>>>

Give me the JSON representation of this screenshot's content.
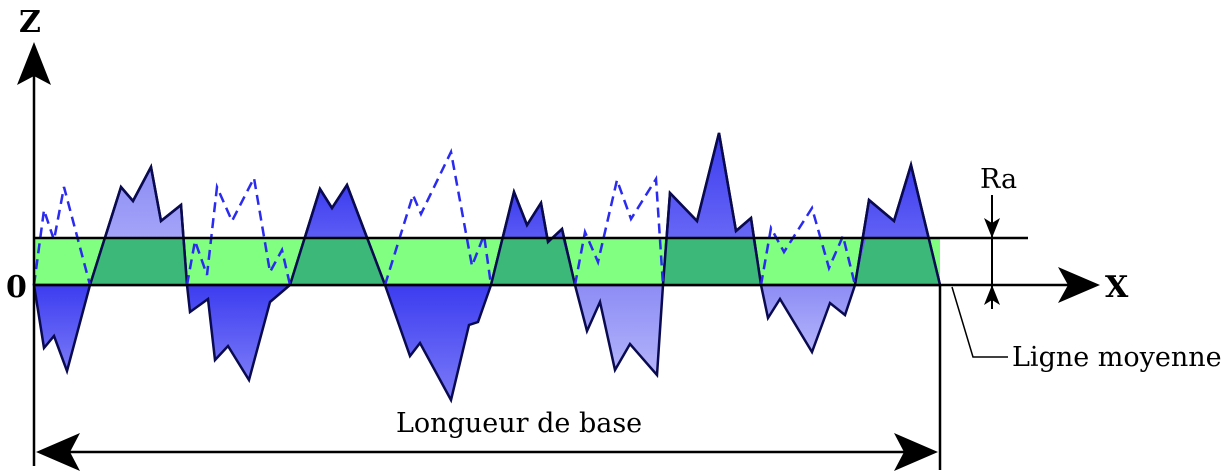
{
  "labels": {
    "z_axis": "Z",
    "x_axis": "X",
    "origin": "0",
    "ra": "Ra",
    "mean_line": "Ligne moyenne",
    "base_length": "Longueur de base"
  },
  "colors": {
    "band": "#80ff80",
    "band_overlap": "#3cb878",
    "fill_dark": "#5a5af5",
    "fill_light": "#a4a4f8",
    "dashed": "#2a2af0",
    "axis": "#000000"
  }
}
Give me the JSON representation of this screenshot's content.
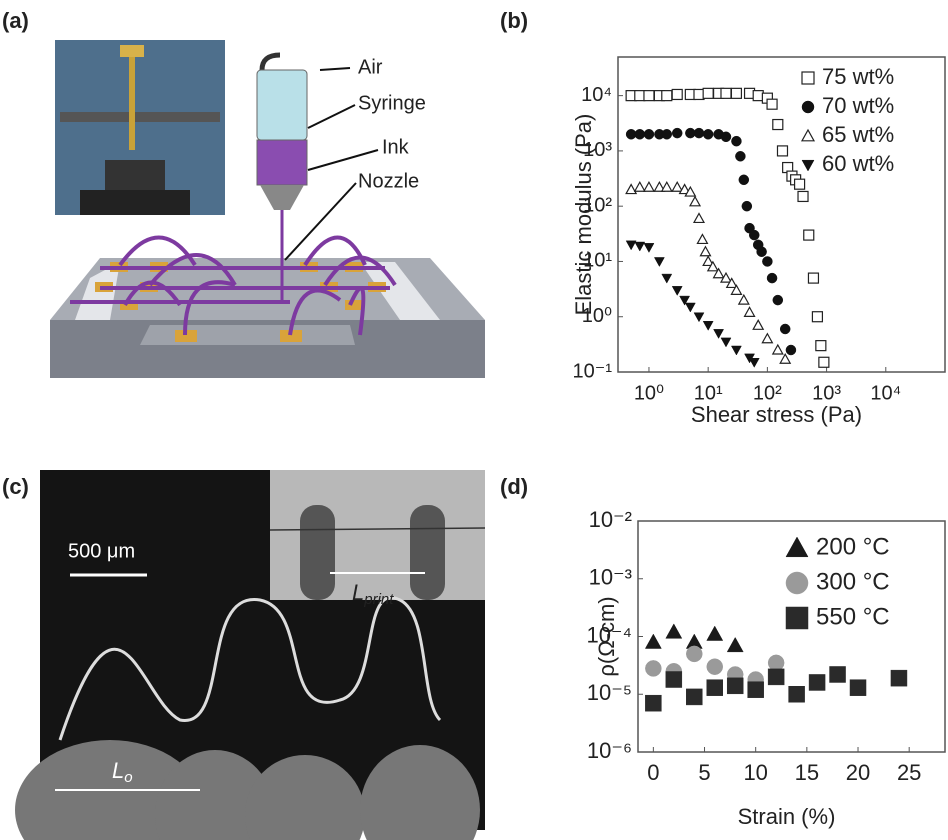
{
  "panels": {
    "a": {
      "label": "(a)",
      "callouts": [
        "Air",
        "Syringe",
        "Ink",
        "Nozzle"
      ]
    },
    "c": {
      "label": "(c)",
      "scale_bar": "500 μm",
      "length_print": {
        "main": "L",
        "sub": "print"
      },
      "length_0": {
        "main": "L",
        "sub": "o"
      }
    }
  },
  "chart_data": [
    {
      "type": "scatter",
      "panel_label": "(b)",
      "x_label": "Shear stress (Pa)",
      "y_label": "Elastic modulus (Pa)",
      "xscale": "log",
      "yscale": "log",
      "xlim": [
        0.3,
        100000
      ],
      "ylim": [
        0.1,
        50000
      ],
      "xticks": [
        {
          "value": 1,
          "label": "10⁰"
        },
        {
          "value": 10,
          "label": "10¹"
        },
        {
          "value": 100,
          "label": "10²"
        },
        {
          "value": 1000,
          "label": "10³"
        },
        {
          "value": 10000,
          "label": "10⁴"
        }
      ],
      "yticks": [
        {
          "value": 0.1,
          "label": "10⁻¹"
        },
        {
          "value": 1,
          "label": "10⁰"
        },
        {
          "value": 10,
          "label": "10¹"
        },
        {
          "value": 100,
          "label": "10²"
        },
        {
          "value": 1000,
          "label": "10³"
        },
        {
          "value": 10000,
          "label": "10⁴"
        }
      ],
      "legend": "upper right",
      "series": [
        {
          "name": "75 wt%",
          "marker": "square-open",
          "color": "#222222",
          "x": [
            0.5,
            0.7,
            1,
            1.5,
            2,
            3,
            5,
            7,
            10,
            15,
            20,
            30,
            50,
            70,
            100,
            120,
            150,
            180,
            220,
            260,
            300,
            350,
            400,
            500,
            600,
            700,
            800,
            900
          ],
          "y": [
            10000,
            10000,
            10000,
            10000,
            10000,
            10500,
            10500,
            10500,
            11000,
            11000,
            11000,
            11000,
            11000,
            10000,
            9000,
            7000,
            3000,
            1000,
            500,
            350,
            300,
            250,
            150,
            30,
            5,
            1,
            0.3,
            0.15
          ]
        },
        {
          "name": "70 wt%",
          "marker": "circle",
          "color": "#111111",
          "x": [
            0.5,
            0.7,
            1,
            1.5,
            2,
            3,
            5,
            7,
            10,
            15,
            20,
            30,
            35,
            40,
            45,
            50,
            60,
            70,
            80,
            100,
            120,
            150,
            200,
            250
          ],
          "y": [
            2000,
            2000,
            2000,
            2000,
            2000,
            2100,
            2100,
            2100,
            2000,
            2000,
            1800,
            1500,
            800,
            300,
            100,
            40,
            30,
            20,
            15,
            10,
            5,
            2,
            0.6,
            0.25
          ]
        },
        {
          "name": "65 wt%",
          "marker": "triangle-open",
          "color": "#222222",
          "x": [
            0.5,
            0.7,
            1,
            1.5,
            2,
            3,
            4,
            5,
            6,
            7,
            8,
            9,
            10,
            12,
            15,
            20,
            25,
            30,
            40,
            50,
            70,
            100,
            150,
            200
          ],
          "y": [
            200,
            220,
            220,
            220,
            220,
            220,
            200,
            180,
            120,
            60,
            25,
            15,
            10,
            8,
            6,
            5,
            4,
            3,
            2,
            1.2,
            0.7,
            0.4,
            0.25,
            0.17
          ]
        },
        {
          "name": "60 wt%",
          "marker": "triangle-down",
          "color": "#111111",
          "x": [
            0.5,
            0.7,
            1,
            1.5,
            2,
            3,
            4,
            5,
            7,
            10,
            15,
            20,
            30,
            50,
            60
          ],
          "y": [
            20,
            19,
            18,
            10,
            5,
            3,
            2,
            1.5,
            1,
            0.7,
            0.5,
            0.35,
            0.25,
            0.18,
            0.15
          ]
        }
      ]
    },
    {
      "type": "scatter",
      "panel_label": "(d)",
      "x_label": "Strain (%)",
      "y_label": "ρ(Ω-cm)",
      "xscale": "linear",
      "yscale": "log",
      "xlim": [
        -1.5,
        28.5
      ],
      "ylim": [
        1e-06,
        0.01
      ],
      "xticks": [
        0,
        5,
        10,
        15,
        20,
        25
      ],
      "yticks": [
        {
          "value": 0.01,
          "label": "10⁻²"
        },
        {
          "value": 0.001,
          "label": "10⁻³"
        },
        {
          "value": 0.0001,
          "label": "10⁻⁴"
        },
        {
          "value": 1e-05,
          "label": "10⁻⁵"
        },
        {
          "value": 1e-06,
          "label": "10⁻⁶"
        }
      ],
      "legend": "upper right",
      "series": [
        {
          "name": "200 °C",
          "marker": "triangle",
          "color": "#1a1a1a",
          "x": [
            0,
            2,
            4,
            6,
            8
          ],
          "y": [
            8e-05,
            0.00012,
            8e-05,
            0.00011,
            7e-05
          ]
        },
        {
          "name": "300 °C",
          "marker": "circle",
          "color": "#9a9a9a",
          "x": [
            0,
            2,
            4,
            6,
            8,
            10,
            12
          ],
          "y": [
            2.8e-05,
            2.5e-05,
            5e-05,
            3e-05,
            2.2e-05,
            1.8e-05,
            3.5e-05
          ]
        },
        {
          "name": "550 °C",
          "marker": "square",
          "color": "#2a2a2a",
          "x": [
            0,
            2,
            4,
            6,
            8,
            10,
            12,
            14,
            16,
            18,
            20,
            24
          ],
          "y": [
            7e-06,
            1.8e-05,
            9e-06,
            1.3e-05,
            1.4e-05,
            1.2e-05,
            2e-05,
            1e-05,
            1.6e-05,
            2.2e-05,
            1.3e-05,
            1.9e-05
          ]
        }
      ]
    }
  ]
}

<<<

Instruction =
State the count of lines above containing the string "open", and add nothing to it.

Expected answer =
2